# Start of Available data

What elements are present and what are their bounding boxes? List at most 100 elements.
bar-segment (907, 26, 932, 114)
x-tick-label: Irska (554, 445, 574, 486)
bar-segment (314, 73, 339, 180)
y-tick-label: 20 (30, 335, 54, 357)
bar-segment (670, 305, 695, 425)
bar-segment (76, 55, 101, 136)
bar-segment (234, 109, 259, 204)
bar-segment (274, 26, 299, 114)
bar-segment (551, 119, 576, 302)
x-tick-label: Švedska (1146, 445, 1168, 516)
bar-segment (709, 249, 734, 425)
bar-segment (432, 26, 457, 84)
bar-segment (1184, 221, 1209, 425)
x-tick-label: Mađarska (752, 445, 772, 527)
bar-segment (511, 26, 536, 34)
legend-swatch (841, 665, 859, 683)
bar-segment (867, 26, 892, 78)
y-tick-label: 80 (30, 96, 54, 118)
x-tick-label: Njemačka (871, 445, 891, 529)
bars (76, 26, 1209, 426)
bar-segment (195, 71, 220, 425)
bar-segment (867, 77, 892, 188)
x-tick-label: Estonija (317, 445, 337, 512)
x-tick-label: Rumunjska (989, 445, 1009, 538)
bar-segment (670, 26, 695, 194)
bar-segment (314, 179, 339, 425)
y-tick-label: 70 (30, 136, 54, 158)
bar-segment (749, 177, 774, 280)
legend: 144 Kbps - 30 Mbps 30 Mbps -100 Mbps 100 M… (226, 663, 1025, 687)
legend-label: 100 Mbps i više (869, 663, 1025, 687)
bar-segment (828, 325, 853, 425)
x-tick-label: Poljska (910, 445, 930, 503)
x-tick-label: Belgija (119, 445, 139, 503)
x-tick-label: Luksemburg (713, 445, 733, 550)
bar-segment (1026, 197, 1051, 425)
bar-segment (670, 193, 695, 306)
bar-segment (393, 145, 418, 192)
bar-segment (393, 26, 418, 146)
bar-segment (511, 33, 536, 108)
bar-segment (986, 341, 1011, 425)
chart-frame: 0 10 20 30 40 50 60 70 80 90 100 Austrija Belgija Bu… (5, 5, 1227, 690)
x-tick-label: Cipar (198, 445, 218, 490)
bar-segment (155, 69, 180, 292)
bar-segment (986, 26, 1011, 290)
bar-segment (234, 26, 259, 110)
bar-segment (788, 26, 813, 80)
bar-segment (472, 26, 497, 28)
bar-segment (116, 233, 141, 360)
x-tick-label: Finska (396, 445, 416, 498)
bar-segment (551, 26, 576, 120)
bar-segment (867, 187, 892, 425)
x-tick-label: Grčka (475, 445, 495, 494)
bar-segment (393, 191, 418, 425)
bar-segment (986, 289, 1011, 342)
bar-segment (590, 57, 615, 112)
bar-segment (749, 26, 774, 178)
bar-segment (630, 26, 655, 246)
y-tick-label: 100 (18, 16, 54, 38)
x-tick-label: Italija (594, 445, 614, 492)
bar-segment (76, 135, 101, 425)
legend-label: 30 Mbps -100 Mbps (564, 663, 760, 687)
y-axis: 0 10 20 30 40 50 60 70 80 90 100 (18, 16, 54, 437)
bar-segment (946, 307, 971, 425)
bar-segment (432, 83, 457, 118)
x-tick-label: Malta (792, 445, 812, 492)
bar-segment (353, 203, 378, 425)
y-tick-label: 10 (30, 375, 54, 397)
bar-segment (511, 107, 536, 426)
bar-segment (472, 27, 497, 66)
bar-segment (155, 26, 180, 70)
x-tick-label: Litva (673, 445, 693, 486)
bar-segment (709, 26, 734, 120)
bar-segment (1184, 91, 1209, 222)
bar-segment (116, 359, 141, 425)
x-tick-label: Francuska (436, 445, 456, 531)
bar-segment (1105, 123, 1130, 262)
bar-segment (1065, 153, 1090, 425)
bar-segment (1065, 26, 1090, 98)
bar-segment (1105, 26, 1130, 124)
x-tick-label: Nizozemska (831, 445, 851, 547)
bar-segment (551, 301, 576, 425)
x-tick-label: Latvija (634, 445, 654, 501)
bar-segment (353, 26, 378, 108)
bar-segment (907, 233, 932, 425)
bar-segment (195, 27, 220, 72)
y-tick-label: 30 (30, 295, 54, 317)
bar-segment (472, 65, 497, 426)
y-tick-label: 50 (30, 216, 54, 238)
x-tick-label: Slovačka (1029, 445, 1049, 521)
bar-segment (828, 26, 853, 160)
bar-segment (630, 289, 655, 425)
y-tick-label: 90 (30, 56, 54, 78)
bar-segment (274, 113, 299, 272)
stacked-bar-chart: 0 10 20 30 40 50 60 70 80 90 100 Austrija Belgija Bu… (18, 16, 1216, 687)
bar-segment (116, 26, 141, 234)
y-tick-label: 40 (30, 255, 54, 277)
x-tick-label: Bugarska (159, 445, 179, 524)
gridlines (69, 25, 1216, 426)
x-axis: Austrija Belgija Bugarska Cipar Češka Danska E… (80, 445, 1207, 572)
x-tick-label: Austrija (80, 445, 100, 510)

# End of Available data

*Task to carry out*.
Please rewrite everything from the start of the material down to the line containing "bar-segment (234, 109, 259, 204)", putting "Ireland" in place of "Irska" and leaving the rest unchanged.

*The response*.
What elements are present and what are their bounding boxes? List at most 100 elements.
bar-segment (907, 26, 932, 114)
x-tick-label: Ireland (554, 445, 574, 486)
bar-segment (314, 73, 339, 180)
y-tick-label: 20 (30, 335, 54, 357)
bar-segment (670, 305, 695, 425)
bar-segment (76, 55, 101, 136)
bar-segment (234, 109, 259, 204)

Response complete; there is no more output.